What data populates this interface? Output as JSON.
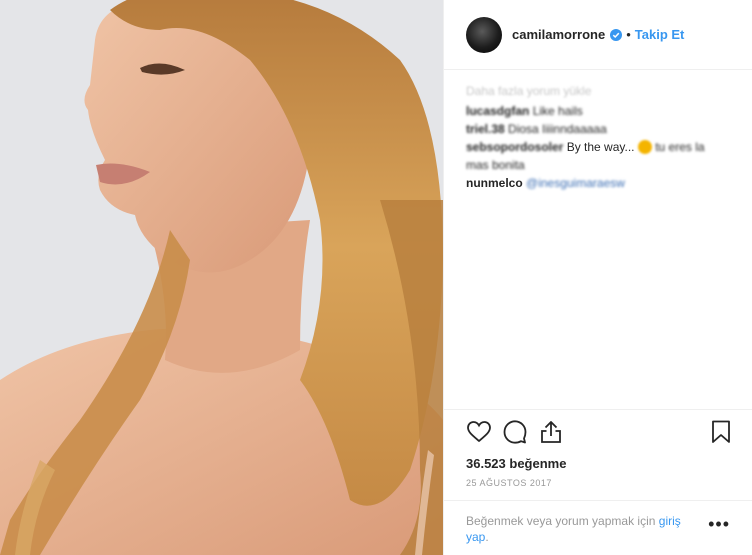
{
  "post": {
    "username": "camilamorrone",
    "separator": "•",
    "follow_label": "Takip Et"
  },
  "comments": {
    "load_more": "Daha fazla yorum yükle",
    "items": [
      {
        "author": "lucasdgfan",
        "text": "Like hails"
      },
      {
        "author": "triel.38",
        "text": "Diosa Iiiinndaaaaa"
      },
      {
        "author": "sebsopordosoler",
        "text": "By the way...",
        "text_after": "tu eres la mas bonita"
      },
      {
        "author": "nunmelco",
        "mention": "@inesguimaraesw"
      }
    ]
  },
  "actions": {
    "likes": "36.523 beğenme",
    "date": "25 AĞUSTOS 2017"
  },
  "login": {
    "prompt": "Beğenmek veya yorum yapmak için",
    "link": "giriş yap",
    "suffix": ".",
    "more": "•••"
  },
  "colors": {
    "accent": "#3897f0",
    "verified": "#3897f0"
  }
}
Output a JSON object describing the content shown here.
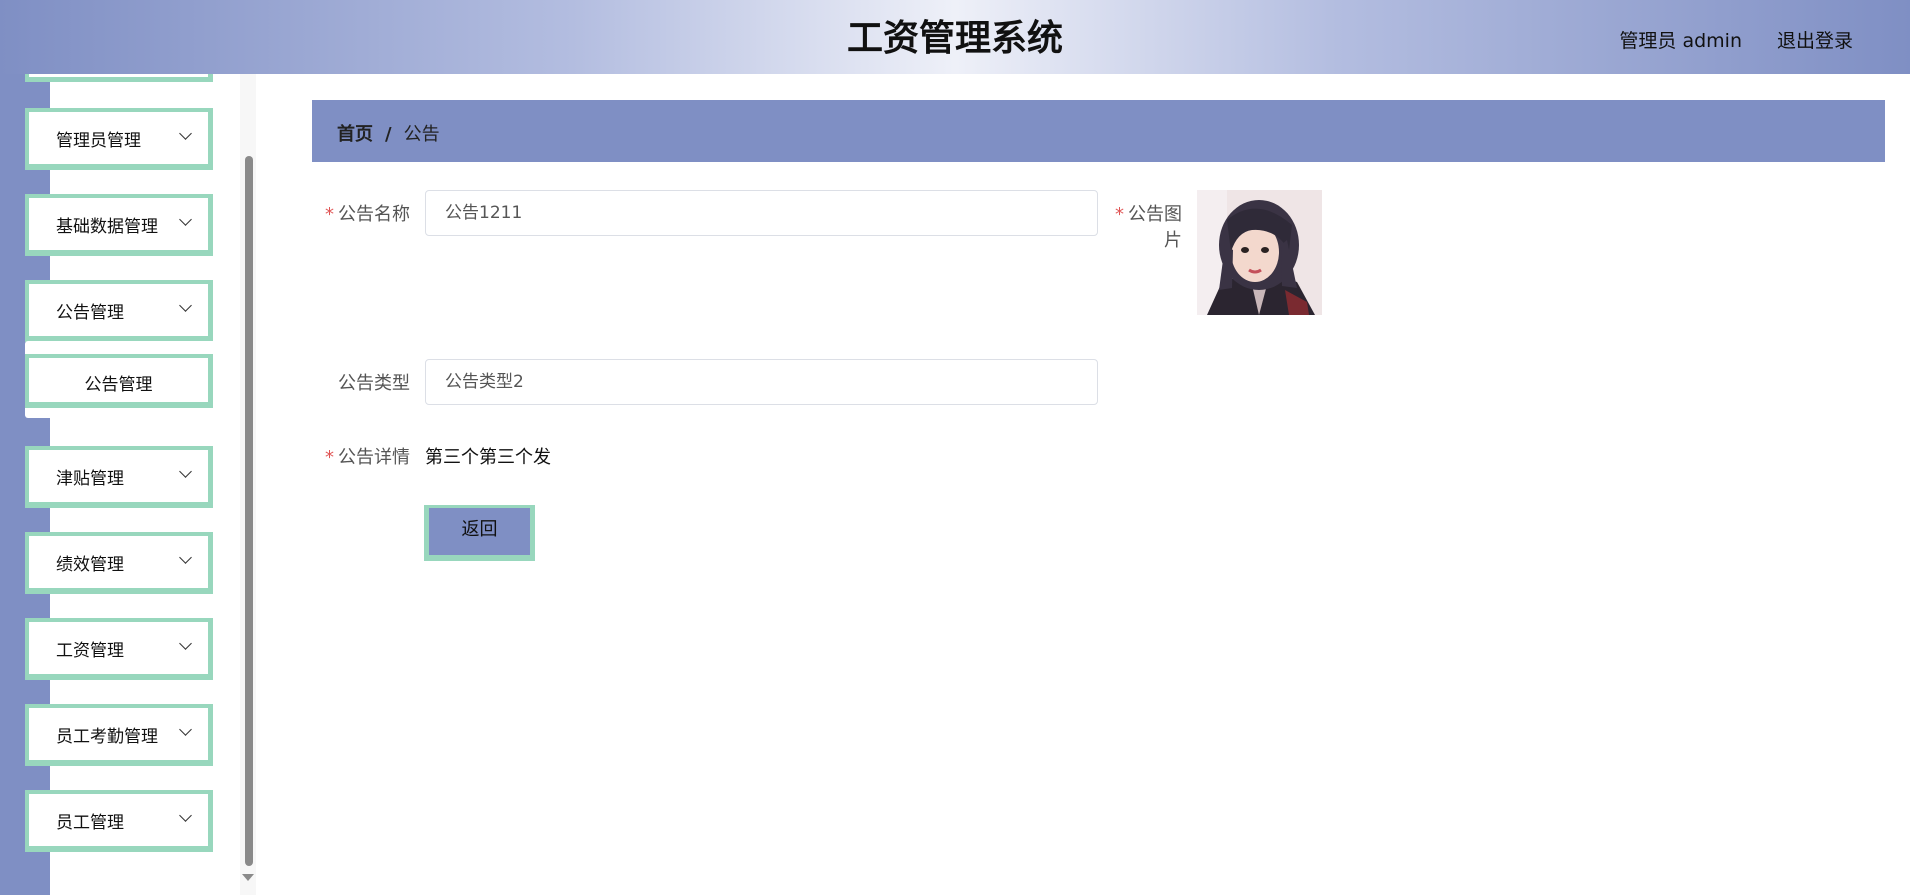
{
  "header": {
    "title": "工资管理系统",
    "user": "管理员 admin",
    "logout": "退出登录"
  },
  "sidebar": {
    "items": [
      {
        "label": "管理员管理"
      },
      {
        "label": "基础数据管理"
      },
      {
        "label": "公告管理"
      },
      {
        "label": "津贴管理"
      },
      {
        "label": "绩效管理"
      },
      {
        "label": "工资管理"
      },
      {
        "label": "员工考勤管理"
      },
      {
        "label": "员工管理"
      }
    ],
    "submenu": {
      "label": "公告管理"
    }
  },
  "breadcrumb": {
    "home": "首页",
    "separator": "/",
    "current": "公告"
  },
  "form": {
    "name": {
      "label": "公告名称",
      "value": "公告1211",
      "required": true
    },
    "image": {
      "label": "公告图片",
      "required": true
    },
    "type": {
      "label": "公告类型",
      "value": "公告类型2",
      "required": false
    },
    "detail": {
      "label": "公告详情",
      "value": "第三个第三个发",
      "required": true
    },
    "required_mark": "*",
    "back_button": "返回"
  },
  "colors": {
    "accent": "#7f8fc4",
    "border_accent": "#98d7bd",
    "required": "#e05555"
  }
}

◇ ◇ ◇ ◇ ◇ ◇ ◇

### Given instruction
All of the entries need to be transcribed word for word; pictures are left out.

### Written response
What data populates this interface? Output as JSON.
{
  "post": {
    "username": "camilamorrone",
    "separator": "•",
    "follow_label": "Takip Et"
  },
  "comments": {
    "load_more": "Daha fazla yorum yükle",
    "items": [
      {
        "author": "lucasdgfan",
        "text": "Like hails"
      },
      {
        "author": "triel.38",
        "text": "Diosa Iiiinndaaaaa"
      },
      {
        "author": "sebsopordosoler",
        "text": "By the way...",
        "text_after": "tu eres la mas bonita"
      },
      {
        "author": "nunmelco",
        "mention": "@inesguimaraesw"
      }
    ]
  },
  "actions": {
    "likes": "36.523 beğenme",
    "date": "25 AĞUSTOS 2017"
  },
  "login": {
    "prompt": "Beğenmek veya yorum yapmak için",
    "link": "giriş yap",
    "suffix": ".",
    "more": "•••"
  },
  "colors": {
    "accent": "#3897f0",
    "verified": "#3897f0"
  }
}
Output a JSON object describing the content shown here.
{
  "header": {
    "title": "工资管理系统",
    "user": "管理员 admin",
    "logout": "退出登录"
  },
  "sidebar": {
    "items": [
      {
        "label": "管理员管理"
      },
      {
        "label": "基础数据管理"
      },
      {
        "label": "公告管理"
      },
      {
        "label": "津贴管理"
      },
      {
        "label": "绩效管理"
      },
      {
        "label": "工资管理"
      },
      {
        "label": "员工考勤管理"
      },
      {
        "label": "员工管理"
      }
    ],
    "submenu": {
      "label": "公告管理"
    }
  },
  "breadcrumb": {
    "home": "首页",
    "separator": "/",
    "current": "公告"
  },
  "form": {
    "name": {
      "label": "公告名称",
      "value": "公告1211",
      "required": true
    },
    "image": {
      "label": "公告图片",
      "required": true
    },
    "type": {
      "label": "公告类型",
      "value": "公告类型2",
      "required": false
    },
    "detail": {
      "label": "公告详情",
      "value": "第三个第三个发",
      "required": true
    },
    "required_mark": "*",
    "back_button": "返回"
  },
  "colors": {
    "accent": "#7f8fc4",
    "border_accent": "#98d7bd",
    "required": "#e05555"
  }
}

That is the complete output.